◆ THE REQUEST
Across the entries below, how many lines contain the string "изложить"? Give only the count.

◆ EXTRACTED MATERIAL

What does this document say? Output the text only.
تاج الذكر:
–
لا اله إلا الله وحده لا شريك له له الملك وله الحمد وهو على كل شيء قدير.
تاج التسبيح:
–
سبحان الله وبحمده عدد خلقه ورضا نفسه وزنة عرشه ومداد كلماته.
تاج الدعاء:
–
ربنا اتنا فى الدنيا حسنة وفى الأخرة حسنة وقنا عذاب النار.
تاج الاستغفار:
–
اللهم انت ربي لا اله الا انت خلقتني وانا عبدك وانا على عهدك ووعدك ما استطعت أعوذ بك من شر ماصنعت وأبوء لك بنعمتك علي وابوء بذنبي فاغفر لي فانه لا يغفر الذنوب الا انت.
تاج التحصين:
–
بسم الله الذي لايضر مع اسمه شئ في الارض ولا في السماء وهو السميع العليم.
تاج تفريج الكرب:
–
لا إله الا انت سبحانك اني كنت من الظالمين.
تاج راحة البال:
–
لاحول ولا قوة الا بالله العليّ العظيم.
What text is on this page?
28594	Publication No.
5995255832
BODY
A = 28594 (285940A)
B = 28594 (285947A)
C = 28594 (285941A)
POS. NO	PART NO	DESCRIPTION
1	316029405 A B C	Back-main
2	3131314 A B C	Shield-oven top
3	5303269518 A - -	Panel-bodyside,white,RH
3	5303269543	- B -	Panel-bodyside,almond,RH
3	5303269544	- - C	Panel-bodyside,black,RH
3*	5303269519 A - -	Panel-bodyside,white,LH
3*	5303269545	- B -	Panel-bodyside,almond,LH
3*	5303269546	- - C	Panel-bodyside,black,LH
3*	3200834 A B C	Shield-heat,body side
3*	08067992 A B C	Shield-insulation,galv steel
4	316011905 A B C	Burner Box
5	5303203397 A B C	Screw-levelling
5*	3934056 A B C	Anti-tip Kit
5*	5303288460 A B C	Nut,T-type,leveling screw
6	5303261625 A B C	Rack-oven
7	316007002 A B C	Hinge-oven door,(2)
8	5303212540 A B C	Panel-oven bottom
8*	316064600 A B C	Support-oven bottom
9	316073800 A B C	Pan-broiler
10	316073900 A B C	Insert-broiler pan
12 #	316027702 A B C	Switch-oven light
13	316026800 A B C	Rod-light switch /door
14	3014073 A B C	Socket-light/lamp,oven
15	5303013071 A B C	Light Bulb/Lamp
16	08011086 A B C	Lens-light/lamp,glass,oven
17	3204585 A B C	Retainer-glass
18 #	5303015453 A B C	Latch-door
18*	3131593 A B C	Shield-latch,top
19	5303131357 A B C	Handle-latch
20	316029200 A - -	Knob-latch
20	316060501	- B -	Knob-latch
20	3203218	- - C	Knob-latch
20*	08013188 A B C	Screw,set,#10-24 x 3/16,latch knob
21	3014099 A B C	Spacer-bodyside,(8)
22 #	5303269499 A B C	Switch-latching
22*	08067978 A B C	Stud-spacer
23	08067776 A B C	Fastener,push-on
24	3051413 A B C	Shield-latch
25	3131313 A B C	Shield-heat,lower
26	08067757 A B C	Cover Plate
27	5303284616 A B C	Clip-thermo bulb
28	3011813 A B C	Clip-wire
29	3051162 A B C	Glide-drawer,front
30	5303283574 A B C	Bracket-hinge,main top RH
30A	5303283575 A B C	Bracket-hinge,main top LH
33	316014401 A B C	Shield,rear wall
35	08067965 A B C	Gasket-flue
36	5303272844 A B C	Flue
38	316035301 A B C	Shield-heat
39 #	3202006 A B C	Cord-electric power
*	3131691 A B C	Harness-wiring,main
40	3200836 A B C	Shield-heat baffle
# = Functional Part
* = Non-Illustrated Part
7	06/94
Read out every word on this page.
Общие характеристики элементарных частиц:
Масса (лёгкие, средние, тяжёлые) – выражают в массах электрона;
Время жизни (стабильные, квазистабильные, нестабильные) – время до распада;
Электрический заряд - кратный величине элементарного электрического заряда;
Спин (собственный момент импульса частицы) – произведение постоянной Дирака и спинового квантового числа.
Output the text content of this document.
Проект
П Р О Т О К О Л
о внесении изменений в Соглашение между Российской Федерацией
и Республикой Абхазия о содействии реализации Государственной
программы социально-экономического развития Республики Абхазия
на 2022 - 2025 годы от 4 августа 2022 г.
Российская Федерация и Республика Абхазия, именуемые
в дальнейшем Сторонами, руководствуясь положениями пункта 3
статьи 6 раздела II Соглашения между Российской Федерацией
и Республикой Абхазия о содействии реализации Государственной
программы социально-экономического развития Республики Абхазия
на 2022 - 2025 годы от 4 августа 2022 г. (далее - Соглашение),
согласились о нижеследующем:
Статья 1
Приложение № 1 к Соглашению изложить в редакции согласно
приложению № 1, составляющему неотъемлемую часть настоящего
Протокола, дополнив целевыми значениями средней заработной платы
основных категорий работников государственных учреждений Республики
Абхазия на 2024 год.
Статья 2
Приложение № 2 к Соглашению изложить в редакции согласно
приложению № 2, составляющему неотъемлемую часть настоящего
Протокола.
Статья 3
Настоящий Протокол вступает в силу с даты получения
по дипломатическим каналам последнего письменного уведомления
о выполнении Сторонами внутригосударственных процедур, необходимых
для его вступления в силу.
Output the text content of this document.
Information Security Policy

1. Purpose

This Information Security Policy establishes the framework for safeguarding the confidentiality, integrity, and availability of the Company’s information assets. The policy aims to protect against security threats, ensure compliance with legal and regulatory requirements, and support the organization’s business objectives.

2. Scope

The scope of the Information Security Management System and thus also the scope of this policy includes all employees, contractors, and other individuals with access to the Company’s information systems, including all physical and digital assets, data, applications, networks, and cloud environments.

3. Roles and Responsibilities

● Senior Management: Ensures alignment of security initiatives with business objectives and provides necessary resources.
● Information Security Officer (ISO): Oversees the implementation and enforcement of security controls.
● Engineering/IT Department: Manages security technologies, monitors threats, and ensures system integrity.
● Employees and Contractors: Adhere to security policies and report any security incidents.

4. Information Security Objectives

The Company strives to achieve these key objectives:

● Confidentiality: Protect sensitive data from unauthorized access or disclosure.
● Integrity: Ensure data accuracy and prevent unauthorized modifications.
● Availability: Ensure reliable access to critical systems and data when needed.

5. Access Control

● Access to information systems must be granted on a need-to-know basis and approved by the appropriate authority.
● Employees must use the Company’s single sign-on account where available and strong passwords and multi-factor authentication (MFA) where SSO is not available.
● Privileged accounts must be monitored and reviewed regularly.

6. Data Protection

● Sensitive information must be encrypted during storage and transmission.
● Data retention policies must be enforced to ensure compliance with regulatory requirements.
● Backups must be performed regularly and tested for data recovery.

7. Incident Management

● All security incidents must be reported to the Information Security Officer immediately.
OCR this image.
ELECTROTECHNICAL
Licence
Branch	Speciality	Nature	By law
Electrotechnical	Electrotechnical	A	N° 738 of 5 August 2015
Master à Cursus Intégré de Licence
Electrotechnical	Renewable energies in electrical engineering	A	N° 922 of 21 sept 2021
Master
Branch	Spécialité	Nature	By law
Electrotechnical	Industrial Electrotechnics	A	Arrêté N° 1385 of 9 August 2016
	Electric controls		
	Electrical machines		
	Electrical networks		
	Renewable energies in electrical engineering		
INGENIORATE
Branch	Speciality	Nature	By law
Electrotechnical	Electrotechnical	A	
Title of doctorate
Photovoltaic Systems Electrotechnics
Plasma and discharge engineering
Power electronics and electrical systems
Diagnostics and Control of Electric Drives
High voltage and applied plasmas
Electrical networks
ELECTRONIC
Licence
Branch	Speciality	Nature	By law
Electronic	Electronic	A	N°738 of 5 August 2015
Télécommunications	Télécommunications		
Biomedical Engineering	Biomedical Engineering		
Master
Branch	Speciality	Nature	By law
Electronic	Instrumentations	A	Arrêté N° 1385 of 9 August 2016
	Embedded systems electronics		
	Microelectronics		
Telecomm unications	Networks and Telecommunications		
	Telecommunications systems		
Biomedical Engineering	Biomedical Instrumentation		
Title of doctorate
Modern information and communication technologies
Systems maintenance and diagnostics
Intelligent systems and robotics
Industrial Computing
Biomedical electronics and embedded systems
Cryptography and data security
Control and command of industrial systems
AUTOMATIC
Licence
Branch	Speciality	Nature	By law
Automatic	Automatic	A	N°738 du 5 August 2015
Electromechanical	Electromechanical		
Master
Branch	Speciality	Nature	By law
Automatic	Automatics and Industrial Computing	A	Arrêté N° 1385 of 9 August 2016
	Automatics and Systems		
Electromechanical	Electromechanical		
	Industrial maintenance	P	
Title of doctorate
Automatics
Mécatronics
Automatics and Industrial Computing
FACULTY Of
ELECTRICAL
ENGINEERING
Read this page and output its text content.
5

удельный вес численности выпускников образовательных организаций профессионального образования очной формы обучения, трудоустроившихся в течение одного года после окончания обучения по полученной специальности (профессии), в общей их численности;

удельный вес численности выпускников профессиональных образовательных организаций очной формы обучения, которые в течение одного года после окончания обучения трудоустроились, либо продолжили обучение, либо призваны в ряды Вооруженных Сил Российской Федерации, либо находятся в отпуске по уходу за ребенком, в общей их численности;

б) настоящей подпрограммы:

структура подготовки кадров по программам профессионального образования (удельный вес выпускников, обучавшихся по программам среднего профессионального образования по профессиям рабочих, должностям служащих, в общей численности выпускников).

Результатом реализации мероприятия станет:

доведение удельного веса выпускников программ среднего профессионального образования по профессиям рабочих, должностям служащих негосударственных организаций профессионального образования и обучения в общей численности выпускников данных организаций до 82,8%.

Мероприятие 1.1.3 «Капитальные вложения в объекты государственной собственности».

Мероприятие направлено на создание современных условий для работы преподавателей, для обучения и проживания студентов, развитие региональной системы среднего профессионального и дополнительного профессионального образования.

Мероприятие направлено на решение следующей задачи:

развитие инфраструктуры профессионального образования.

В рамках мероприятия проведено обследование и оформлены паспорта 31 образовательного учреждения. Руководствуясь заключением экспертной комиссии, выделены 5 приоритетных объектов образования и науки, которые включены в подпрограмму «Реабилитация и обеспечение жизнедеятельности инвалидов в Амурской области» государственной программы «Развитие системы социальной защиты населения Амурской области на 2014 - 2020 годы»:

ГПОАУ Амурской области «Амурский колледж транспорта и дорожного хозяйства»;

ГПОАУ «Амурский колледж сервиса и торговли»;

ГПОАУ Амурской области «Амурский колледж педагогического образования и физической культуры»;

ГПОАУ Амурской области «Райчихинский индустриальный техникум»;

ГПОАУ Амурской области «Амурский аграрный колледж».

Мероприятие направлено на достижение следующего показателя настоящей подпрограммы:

◆ RESPONSE
2